SHORT TASK: Which lines hold the word "casualties"? Copy each of them from the material.

DATA FOR THE TASK:
---

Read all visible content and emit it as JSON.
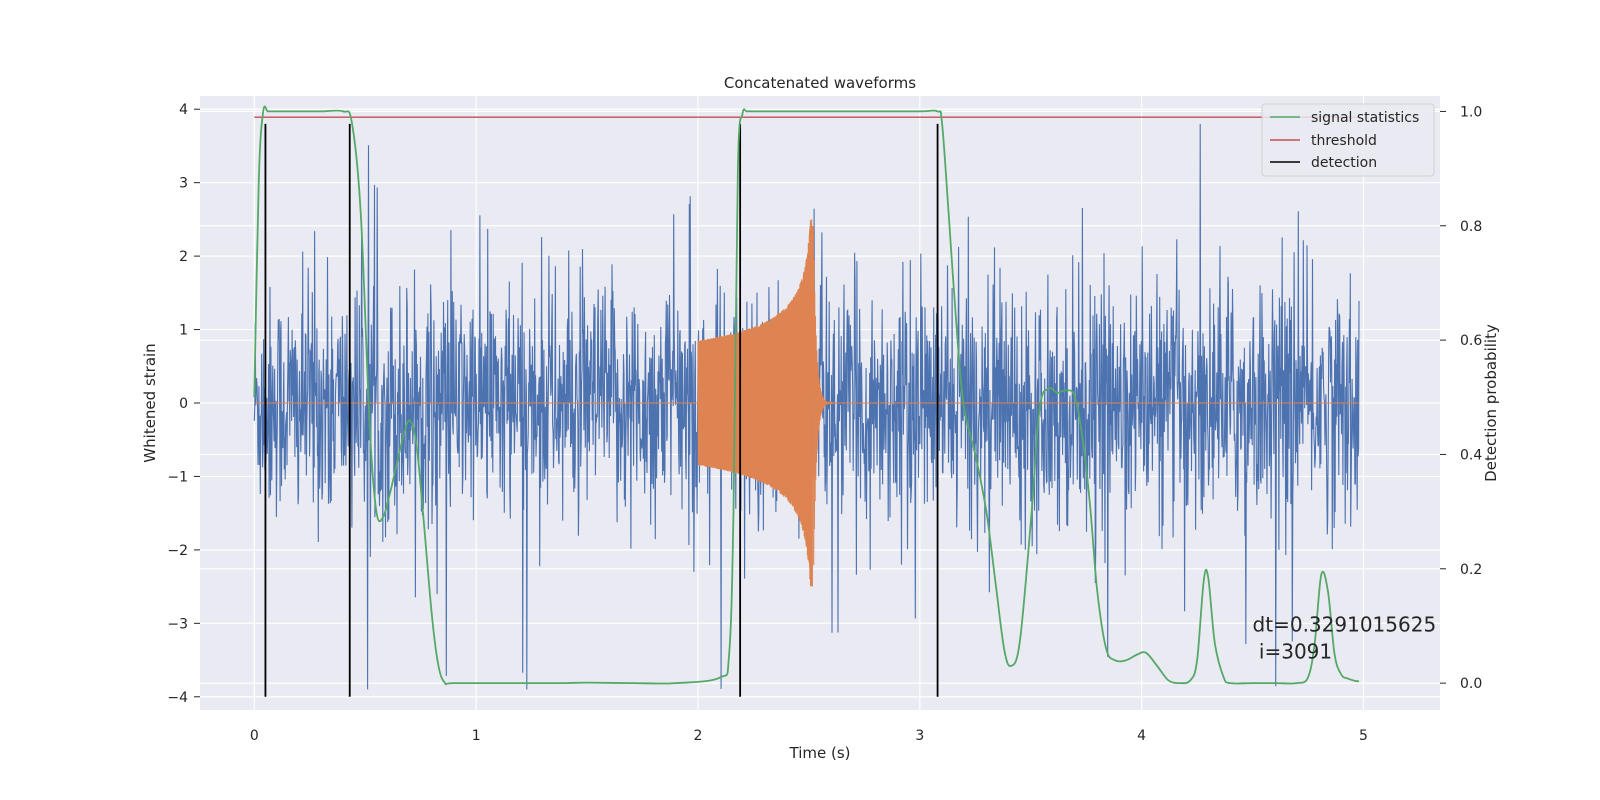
{
  "chart_data": {
    "type": "line",
    "title": "Concatenated waveforms",
    "xlabel": "Time (s)",
    "ylabel": "Whitened strain",
    "ylabel_right": "Detection probability",
    "xlim": [
      -0.245,
      5.345
    ],
    "ylim": [
      -4.18,
      4.18
    ],
    "ylim_right": [
      -0.047,
      1.027
    ],
    "x_ticks": [
      0,
      1,
      2,
      3,
      4,
      5
    ],
    "y_ticks": [
      -4,
      -3,
      -2,
      -1,
      0,
      1,
      2,
      3,
      4
    ],
    "y_ticks_right": [
      0.0,
      0.2,
      0.4,
      0.6,
      0.8,
      1.0
    ],
    "x_tick_labels": [
      "0",
      "1",
      "2",
      "3",
      "4",
      "5"
    ],
    "y_tick_labels": [
      "−4",
      "−3",
      "−2",
      "−1",
      "0",
      "1",
      "2",
      "3",
      "4"
    ],
    "y_tick_labels_right": [
      "0.0",
      "0.2",
      "0.4",
      "0.6",
      "0.8",
      "1.0"
    ],
    "grid": true,
    "legend_position": "top-right",
    "colors": {
      "background": "#eaeaf2",
      "grid": "#ffffff",
      "strain": "#4c72b0",
      "waveform": "#dd8452",
      "signal_statistics": "#55a868",
      "threshold": "#c44e52",
      "detection": "#000000"
    },
    "series": [
      {
        "name": "signal statistics",
        "axis": "right",
        "x": [
          0.0,
          0.02,
          0.04,
          0.06,
          0.08,
          0.12,
          0.2,
          0.3,
          0.4,
          0.44,
          0.48,
          0.52,
          0.55,
          0.58,
          0.61,
          0.64,
          0.67,
          0.7,
          0.73,
          0.76,
          0.8,
          0.83,
          0.86,
          0.9,
          1.2,
          1.4,
          1.5,
          1.7,
          1.9,
          2.1,
          2.14,
          2.16,
          2.18,
          2.2,
          2.22,
          2.25,
          2.3,
          2.5,
          2.8,
          3.0,
          3.08,
          3.1,
          3.13,
          3.17,
          3.2,
          3.25,
          3.3,
          3.34,
          3.38,
          3.41,
          3.45,
          3.5,
          3.54,
          3.58,
          3.62,
          3.66,
          3.7,
          3.74,
          3.77,
          3.8,
          3.84,
          3.88,
          3.93,
          3.98,
          4.02,
          4.07,
          4.12,
          4.17,
          4.22,
          4.25,
          4.28,
          4.3,
          4.33,
          4.37,
          4.4,
          4.5,
          4.6,
          4.7,
          4.75,
          4.78,
          4.81,
          4.84,
          4.87,
          4.9,
          4.93,
          4.96,
          4.98
        ],
        "values": [
          0.5,
          0.88,
          1.0,
          1.0,
          1.0,
          1.0,
          1.0,
          1.0,
          1.0,
          0.98,
          0.82,
          0.45,
          0.3,
          0.29,
          0.33,
          0.38,
          0.43,
          0.46,
          0.42,
          0.3,
          0.12,
          0.03,
          0.0,
          0.0,
          0.0,
          0.0,
          0.001,
          0.0,
          0.0,
          0.01,
          0.05,
          0.3,
          0.9,
          0.995,
          1.0,
          1.0,
          1.0,
          1.0,
          1.0,
          1.0,
          1.0,
          0.98,
          0.82,
          0.6,
          0.48,
          0.4,
          0.3,
          0.18,
          0.06,
          0.03,
          0.07,
          0.28,
          0.48,
          0.515,
          0.508,
          0.512,
          0.5,
          0.41,
          0.3,
          0.16,
          0.06,
          0.04,
          0.04,
          0.05,
          0.053,
          0.03,
          0.005,
          0.0,
          0.005,
          0.04,
          0.18,
          0.185,
          0.07,
          0.01,
          0.0,
          0.0,
          0.0,
          0.0,
          0.01,
          0.07,
          0.19,
          0.16,
          0.05,
          0.015,
          0.008,
          0.004,
          0.003
        ]
      },
      {
        "name": "threshold",
        "axis": "right",
        "x": [
          0.0,
          4.98
        ],
        "values": [
          0.99,
          0.99
        ]
      },
      {
        "name": "detection",
        "axis": "left",
        "x": [
          0.05,
          0.43,
          2.19,
          3.08
        ],
        "y_range": [
          -4.0,
          3.8
        ]
      }
    ],
    "annotation": {
      "line1": "dt=0.3291015625",
      "line2": " i=3091",
      "x": 4.5,
      "y": -3.04
    }
  }
}
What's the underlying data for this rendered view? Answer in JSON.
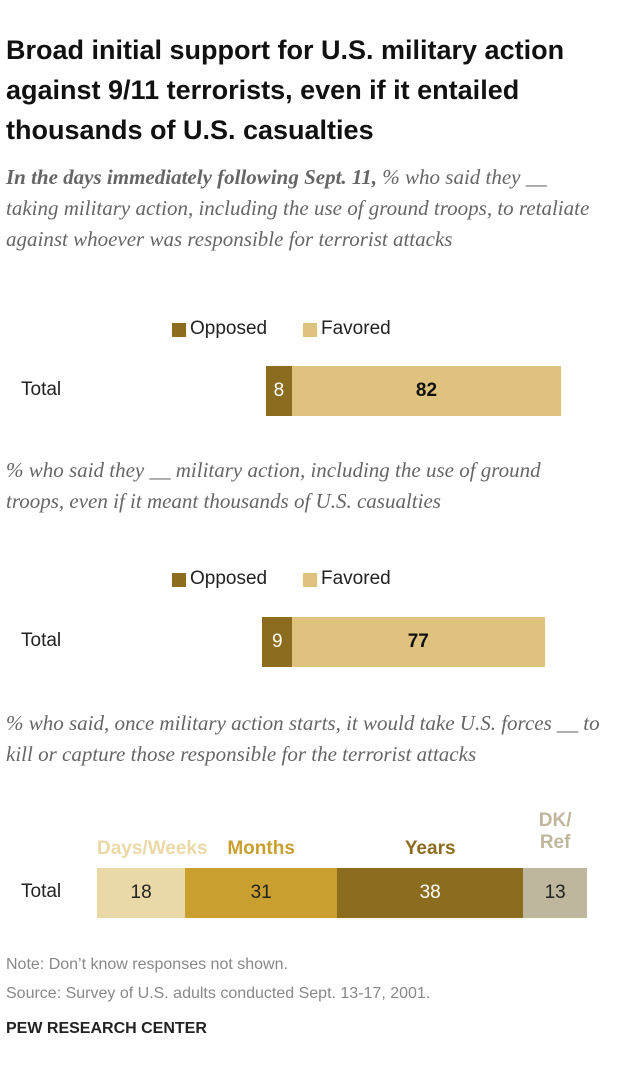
{
  "title": "Broad initial support for U.S. military action against 9/11 terrorists, even if it entailed thousands of U.S. casualties",
  "chart_data": [
    {
      "type": "diverging-bar",
      "subtitle_lead": "In the days immediately following Sept. 11,",
      "subtitle": "% who said they __ taking military action, including the use of ground troops, to retaliate against whoever was responsible for terrorist attacks",
      "categories": [
        "Total"
      ],
      "series": [
        {
          "name": "Opposed",
          "color": "#8c6d1f",
          "values": [
            8
          ]
        },
        {
          "name": "Favored",
          "color": "#dfc27d",
          "values": [
            82
          ]
        }
      ]
    },
    {
      "type": "diverging-bar",
      "subtitle": "% who said they __ military action, including the use of ground troops, even if it meant thousands of U.S. casualties",
      "categories": [
        "Total"
      ],
      "series": [
        {
          "name": "Opposed",
          "color": "#8c6d1f",
          "values": [
            9
          ]
        },
        {
          "name": "Favored",
          "color": "#dfc27d",
          "values": [
            77
          ]
        }
      ]
    },
    {
      "type": "stacked-bar",
      "subtitle": "% who said, once military action starts, it would take U.S. forces __ to kill or capture those responsible for the terrorist attacks",
      "categories": [
        "Total"
      ],
      "series": [
        {
          "name": "Days/Weeks",
          "color": "#ead8a6",
          "values": [
            18
          ]
        },
        {
          "name": "Months",
          "color": "#c9a02f",
          "values": [
            31
          ]
        },
        {
          "name": "Years",
          "color": "#8c6d1f",
          "values": [
            38
          ]
        },
        {
          "name": "DK/Ref",
          "color": "#bfb79d",
          "values": [
            13
          ]
        }
      ]
    }
  ],
  "note": "Note: Don’t know responses not shown.",
  "source": "Source: Survey of U.S. adults conducted Sept. 13-17, 2001.",
  "footer": "PEW RESEARCH CENTER"
}
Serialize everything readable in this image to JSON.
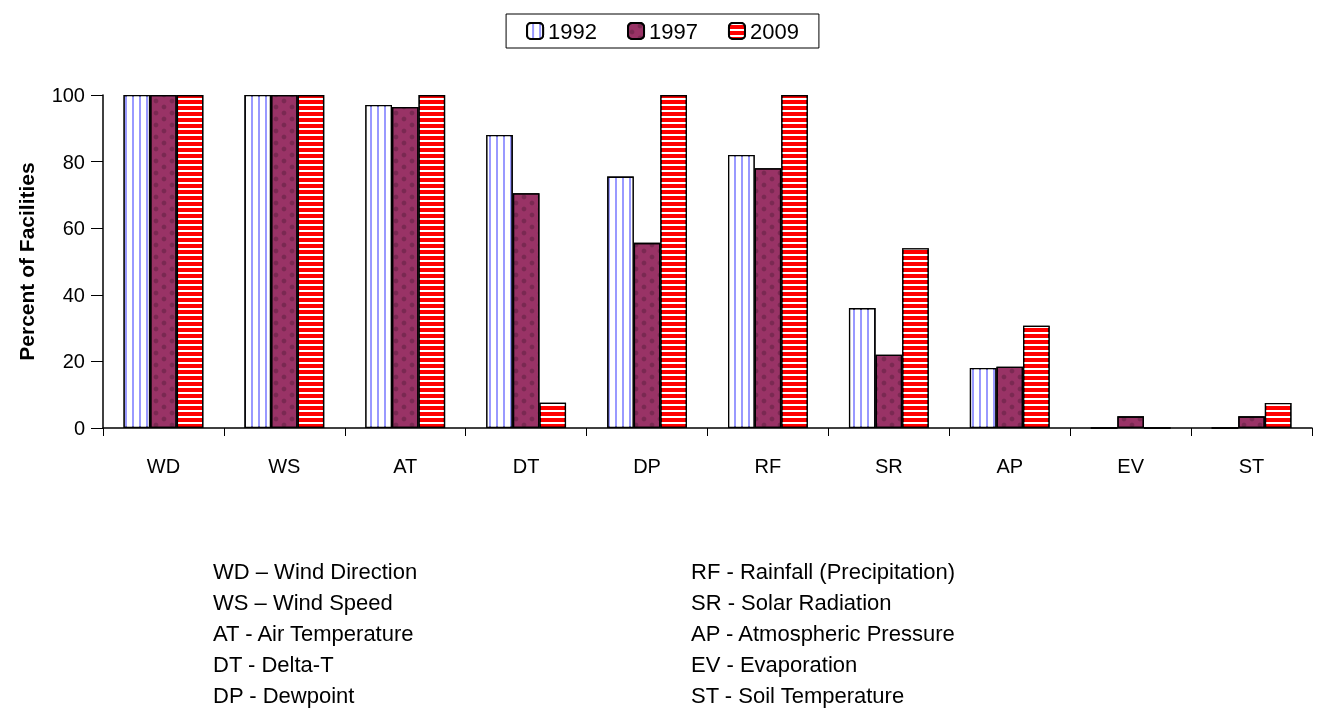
{
  "chart_data": {
    "type": "bar",
    "ylabel": "Percent of Facilities",
    "categories": [
      "WD",
      "WS",
      "AT",
      "DT",
      "DP",
      "RF",
      "SR",
      "AP",
      "EV",
      "ST"
    ],
    "series": [
      {
        "name": "1992",
        "color": "#9999ff",
        "values": [
          100,
          100,
          97,
          88,
          75.5,
          82,
          36,
          18,
          0,
          0
        ]
      },
      {
        "name": "1997",
        "color": "#993366",
        "values": [
          100,
          100,
          96.4,
          70.5,
          55.6,
          78,
          22,
          18.4,
          3.5,
          3.5
        ]
      },
      {
        "name": "2009",
        "color": "#ff0000",
        "values": [
          100,
          100,
          100,
          7.6,
          100,
          100,
          54,
          30.7,
          0,
          7.5
        ]
      }
    ],
    "ylim": [
      0,
      100
    ],
    "yticks": [
      0,
      20,
      40,
      60,
      80,
      100
    ],
    "grid": false,
    "legend": "top",
    "annotations": [
      "WD – Wind Direction",
      "WS – Wind Speed",
      "AT - Air Temperature",
      "DT - Delta-T",
      "DP - Dewpoint",
      "RF - Rainfall (Precipitation)",
      "SR - Solar Radiation",
      "AP - Atmospheric Pressure",
      "EV - Evaporation",
      "ST - Soil Temperature"
    ]
  }
}
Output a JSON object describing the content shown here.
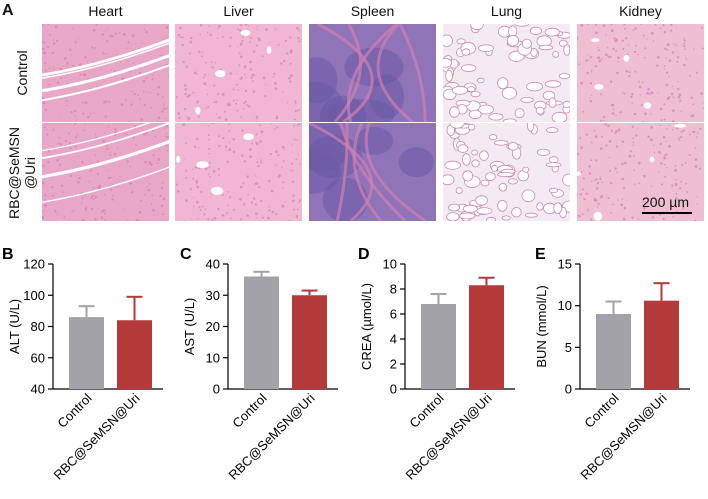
{
  "histology": {
    "panel_letter": "A",
    "organs": [
      "Heart",
      "Liver",
      "Spleen",
      "Lung",
      "Kidney"
    ],
    "rows": [
      {
        "label_lines": [
          "Control"
        ]
      },
      {
        "label_lines": [
          "RBC@SeMSN",
          "@Uri"
        ]
      }
    ],
    "scale_bar_label": "200 µm",
    "tile_colors": {
      "Heart": "#e9a7c8",
      "Liver": "#f1b6d3",
      "Spleen": "#8f74b8",
      "Lung": "#f4eaf3",
      "Kidney": "#efbdd4"
    }
  },
  "chart_data": [
    {
      "panel_letter": "B",
      "type": "bar",
      "categories": [
        "Control",
        "RBC@SeMSN@Uri"
      ],
      "values": [
        86,
        84
      ],
      "errors": [
        7,
        15
      ],
      "ylabel": "ALT (U/L)",
      "ylim": [
        40,
        120
      ],
      "yticks": [
        40,
        60,
        80,
        100,
        120
      ],
      "colors": [
        "#a3a2a8",
        "#b33a3a"
      ]
    },
    {
      "panel_letter": "C",
      "type": "bar",
      "categories": [
        "Control",
        "RBC@SeMSN@Uri"
      ],
      "values": [
        36,
        30
      ],
      "errors": [
        1.5,
        1.5
      ],
      "ylabel": "AST (U/L)",
      "ylim": [
        0,
        40
      ],
      "yticks": [
        0,
        10,
        20,
        30,
        40
      ],
      "colors": [
        "#a3a2a8",
        "#b33a3a"
      ]
    },
    {
      "panel_letter": "D",
      "type": "bar",
      "categories": [
        "Control",
        "RBC@SeMSN@Uri"
      ],
      "values": [
        6.8,
        8.3
      ],
      "errors": [
        0.8,
        0.6
      ],
      "ylabel": "CREA (µmol/L)",
      "ylim": [
        0,
        10
      ],
      "yticks": [
        0,
        2,
        4,
        6,
        8,
        10
      ],
      "colors": [
        "#a3a2a8",
        "#b33a3a"
      ]
    },
    {
      "panel_letter": "E",
      "type": "bar",
      "categories": [
        "Control",
        "RBC@SeMSN@Uri"
      ],
      "values": [
        9,
        10.6
      ],
      "errors": [
        1.5,
        2.1
      ],
      "ylabel": "BUN (mmol/L)",
      "ylim": [
        0,
        15
      ],
      "yticks": [
        0,
        5,
        10,
        15
      ],
      "colors": [
        "#a3a2a8",
        "#b33a3a"
      ]
    }
  ]
}
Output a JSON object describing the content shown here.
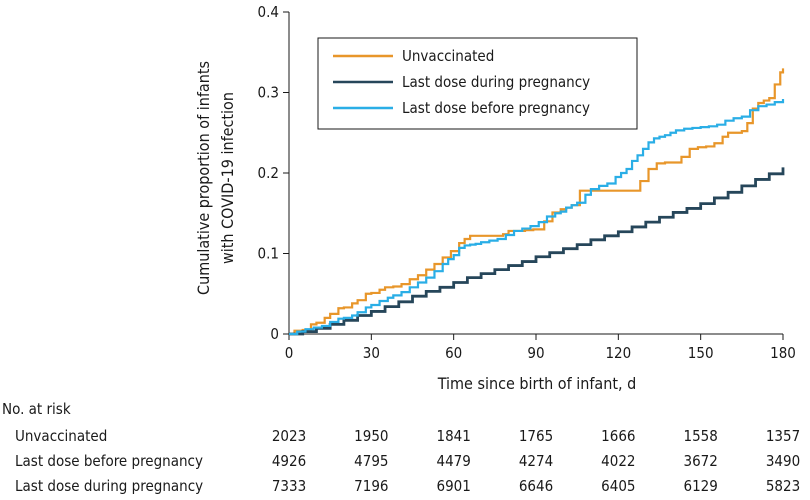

---

TASK SOLUTION:
  "title": "Broad initial support for U.S. military action against 9/11 terrorists, even if it entailed thousands of U.S. casualties",
      "subtitle": "% who said they __ military action, including the use of ground troops, even if it meant thousands of U.S. casualties",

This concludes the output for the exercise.